#### PROBLEM TO SOLVE
All of the material below is to be returned exactly.

(Records from a dataset)
■ ■ ■ ■

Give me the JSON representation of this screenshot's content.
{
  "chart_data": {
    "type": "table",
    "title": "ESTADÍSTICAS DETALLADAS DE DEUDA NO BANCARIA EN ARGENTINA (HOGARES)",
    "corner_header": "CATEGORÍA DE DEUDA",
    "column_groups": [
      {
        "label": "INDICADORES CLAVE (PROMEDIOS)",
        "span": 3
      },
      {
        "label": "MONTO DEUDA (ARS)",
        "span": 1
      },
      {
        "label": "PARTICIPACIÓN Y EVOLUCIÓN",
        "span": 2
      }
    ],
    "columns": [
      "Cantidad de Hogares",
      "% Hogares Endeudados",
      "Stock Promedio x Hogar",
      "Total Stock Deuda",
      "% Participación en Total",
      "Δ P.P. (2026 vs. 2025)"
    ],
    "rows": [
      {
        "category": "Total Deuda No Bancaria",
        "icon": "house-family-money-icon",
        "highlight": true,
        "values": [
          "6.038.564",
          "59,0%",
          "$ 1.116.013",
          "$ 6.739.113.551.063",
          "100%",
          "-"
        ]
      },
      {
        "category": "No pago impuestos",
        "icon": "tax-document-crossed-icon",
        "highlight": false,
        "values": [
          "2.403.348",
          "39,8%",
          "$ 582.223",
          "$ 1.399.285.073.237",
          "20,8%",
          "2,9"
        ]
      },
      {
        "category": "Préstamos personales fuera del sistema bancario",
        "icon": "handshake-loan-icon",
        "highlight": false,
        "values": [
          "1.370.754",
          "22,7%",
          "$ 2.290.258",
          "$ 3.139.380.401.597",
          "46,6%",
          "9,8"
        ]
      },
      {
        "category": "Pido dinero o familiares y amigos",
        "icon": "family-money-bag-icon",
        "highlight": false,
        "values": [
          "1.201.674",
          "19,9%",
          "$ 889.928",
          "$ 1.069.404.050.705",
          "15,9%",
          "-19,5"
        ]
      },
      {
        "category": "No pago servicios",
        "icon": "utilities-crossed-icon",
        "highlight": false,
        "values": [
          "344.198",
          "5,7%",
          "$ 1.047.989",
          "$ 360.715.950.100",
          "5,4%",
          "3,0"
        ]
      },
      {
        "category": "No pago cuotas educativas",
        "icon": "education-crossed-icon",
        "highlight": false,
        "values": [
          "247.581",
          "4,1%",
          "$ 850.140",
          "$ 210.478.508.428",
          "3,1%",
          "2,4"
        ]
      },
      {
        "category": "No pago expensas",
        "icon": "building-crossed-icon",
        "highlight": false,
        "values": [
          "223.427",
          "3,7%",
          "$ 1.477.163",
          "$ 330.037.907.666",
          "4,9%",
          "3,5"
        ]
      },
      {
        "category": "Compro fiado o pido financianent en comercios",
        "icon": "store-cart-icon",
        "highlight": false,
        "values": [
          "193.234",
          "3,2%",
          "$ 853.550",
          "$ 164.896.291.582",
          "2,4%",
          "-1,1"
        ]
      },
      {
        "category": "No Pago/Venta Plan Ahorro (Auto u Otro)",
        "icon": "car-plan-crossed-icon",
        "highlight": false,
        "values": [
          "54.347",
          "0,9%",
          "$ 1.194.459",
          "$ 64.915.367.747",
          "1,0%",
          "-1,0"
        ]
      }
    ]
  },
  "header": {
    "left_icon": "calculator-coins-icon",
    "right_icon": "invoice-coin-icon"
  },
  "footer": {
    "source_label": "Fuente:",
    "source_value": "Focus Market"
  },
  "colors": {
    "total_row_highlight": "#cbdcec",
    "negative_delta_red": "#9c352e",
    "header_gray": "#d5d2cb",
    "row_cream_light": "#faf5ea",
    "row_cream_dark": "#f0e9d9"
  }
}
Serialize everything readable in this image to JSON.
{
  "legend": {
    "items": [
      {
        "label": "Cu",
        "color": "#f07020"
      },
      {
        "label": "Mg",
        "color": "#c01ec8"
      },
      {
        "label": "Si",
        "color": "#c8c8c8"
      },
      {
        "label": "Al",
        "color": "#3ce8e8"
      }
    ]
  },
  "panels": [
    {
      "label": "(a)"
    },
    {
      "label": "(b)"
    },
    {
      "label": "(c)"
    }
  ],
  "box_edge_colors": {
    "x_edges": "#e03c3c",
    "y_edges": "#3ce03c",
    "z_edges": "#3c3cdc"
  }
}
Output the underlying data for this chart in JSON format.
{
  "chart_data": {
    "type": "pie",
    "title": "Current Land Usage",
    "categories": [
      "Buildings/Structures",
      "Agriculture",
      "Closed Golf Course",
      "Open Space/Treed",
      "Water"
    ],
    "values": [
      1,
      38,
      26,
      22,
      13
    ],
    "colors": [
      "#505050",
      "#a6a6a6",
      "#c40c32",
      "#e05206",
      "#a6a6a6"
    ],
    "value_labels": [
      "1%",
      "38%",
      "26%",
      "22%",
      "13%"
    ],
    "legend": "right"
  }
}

■ ■ ■ ■

#### EXPECTED ANSWER
Give me the JSON representation of this screenshot's content.
{
  "chart_data": {
    "type": "table",
    "title": "ESTADÍSTICAS DETALLADAS DE DEUDA NO BANCARIA EN ARGENTINA (HOGARES)",
    "corner_header": "CATEGORÍA DE DEUDA",
    "column_groups": [
      {
        "label": "INDICADORES CLAVE (PROMEDIOS)",
        "span": 3
      },
      {
        "label": "MONTO DEUDA (ARS)",
        "span": 1
      },
      {
        "label": "PARTICIPACIÓN Y EVOLUCIÓN",
        "span": 2
      }
    ],
    "columns": [
      "Cantidad de Hogares",
      "% Hogares Endeudados",
      "Stock Promedio x Hogar",
      "Total Stock Deuda",
      "% Participación en Total",
      "Δ P.P. (2026 vs. 2025)"
    ],
    "rows": [
      {
        "category": "Total Deuda No Bancaria",
        "icon": "house-family-money-icon",
        "highlight": true,
        "values": [
          "6.038.564",
          "59,0%",
          "$ 1.116.013",
          "$ 6.739.113.551.063",
          "100%",
          "-"
        ]
      },
      {
        "category": "No pago impuestos",
        "icon": "tax-document-crossed-icon",
        "highlight": false,
        "values": [
          "2.403.348",
          "39,8%",
          "$ 582.223",
          "$ 1.399.285.073.237",
          "20,8%",
          "2,9"
        ]
      },
      {
        "category": "Préstamos personales fuera del sistema bancario",
        "icon": "handshake-loan-icon",
        "highlight": false,
        "values": [
          "1.370.754",
          "22,7%",
          "$ 2.290.258",
          "$ 3.139.380.401.597",
          "46,6%",
          "9,8"
        ]
      },
      {
        "category": "Pido dinero o familiares y amigos",
        "icon": "family-money-bag-icon",
        "highlight": false,
        "values": [
          "1.201.674",
          "19,9%",
          "$ 889.928",
          "$ 1.069.404.050.705",
          "15,9%",
          "-19,5"
        ]
      },
      {
        "category": "No pago servicios",
        "icon": "utilities-crossed-icon",
        "highlight": false,
        "values": [
          "344.198",
          "5,7%",
          "$ 1.047.989",
          "$ 360.715.950.100",
          "5,4%",
          "3,0"
        ]
      },
      {
        "category": "No pago cuotas educativas",
        "icon": "education-crossed-icon",
        "highlight": false,
        "values": [
          "247.581",
          "4,1%",
          "$ 850.140",
          "$ 210.478.508.428",
          "3,1%",
          "2,4"
        ]
      },
      {
        "category": "No pago expensas",
        "icon": "building-crossed-icon",
        "highlight": false,
        "values": [
          "223.427",
          "3,7%",
          "$ 1.477.163",
          "$ 330.037.907.666",
          "4,9%",
          "3,5"
        ]
      },
      {
        "category": "Compro fiado o pido financianent en comercios",
        "icon": "store-cart-icon",
        "highlight": false,
        "values": [
          "193.234",
          "3,2%",
          "$ 853.550",
          "$ 164.896.291.582",
          "2,4%",
          "-1,1"
        ]
      },
      {
        "category": "No Pago/Venta Plan Ahorro (Auto u Otro)",
        "icon": "car-plan-crossed-icon",
        "highlight": false,
        "values": [
          "54.347",
          "0,9%",
          "$ 1.194.459",
          "$ 64.915.367.747",
          "1,0%",
          "-1,0"
        ]
      }
    ]
  },
  "header": {
    "left_icon": "calculator-coins-icon",
    "right_icon": "invoice-coin-icon"
  },
  "footer": {
    "source_label": "Fuente:",
    "source_value": "Focus Market"
  },
  "colors": {
    "total_row_highlight": "#cbdcec",
    "negative_delta_red": "#9c352e",
    "header_gray": "#d5d2cb",
    "row_cream_light": "#faf5ea",
    "row_cream_dark": "#f0e9d9"
  }
}
Serialize everything readable in this image to JSON.
{
  "legend": {
    "items": [
      {
        "label": "Cu",
        "color": "#f07020"
      },
      {
        "label": "Mg",
        "color": "#c01ec8"
      },
      {
        "label": "Si",
        "color": "#c8c8c8"
      },
      {
        "label": "Al",
        "color": "#3ce8e8"
      }
    ]
  },
  "panels": [
    {
      "label": "(a)"
    },
    {
      "label": "(b)"
    },
    {
      "label": "(c)"
    }
  ],
  "box_edge_colors": {
    "x_edges": "#e03c3c",
    "y_edges": "#3ce03c",
    "z_edges": "#3c3cdc"
  }
}
Output the underlying data for this chart in JSON format.
{
  "chart_data": {
    "type": "pie",
    "title": "Current Land Usage",
    "categories": [
      "Buildings/Structures",
      "Agriculture",
      "Closed Golf Course",
      "Open Space/Treed",
      "Water"
    ],
    "values": [
      1,
      38,
      26,
      22,
      13
    ],
    "colors": [
      "#505050",
      "#a6a6a6",
      "#c40c32",
      "#e05206",
      "#a6a6a6"
    ],
    "value_labels": [
      "1%",
      "38%",
      "26%",
      "22%",
      "13%"
    ],
    "legend": "right"
  }
}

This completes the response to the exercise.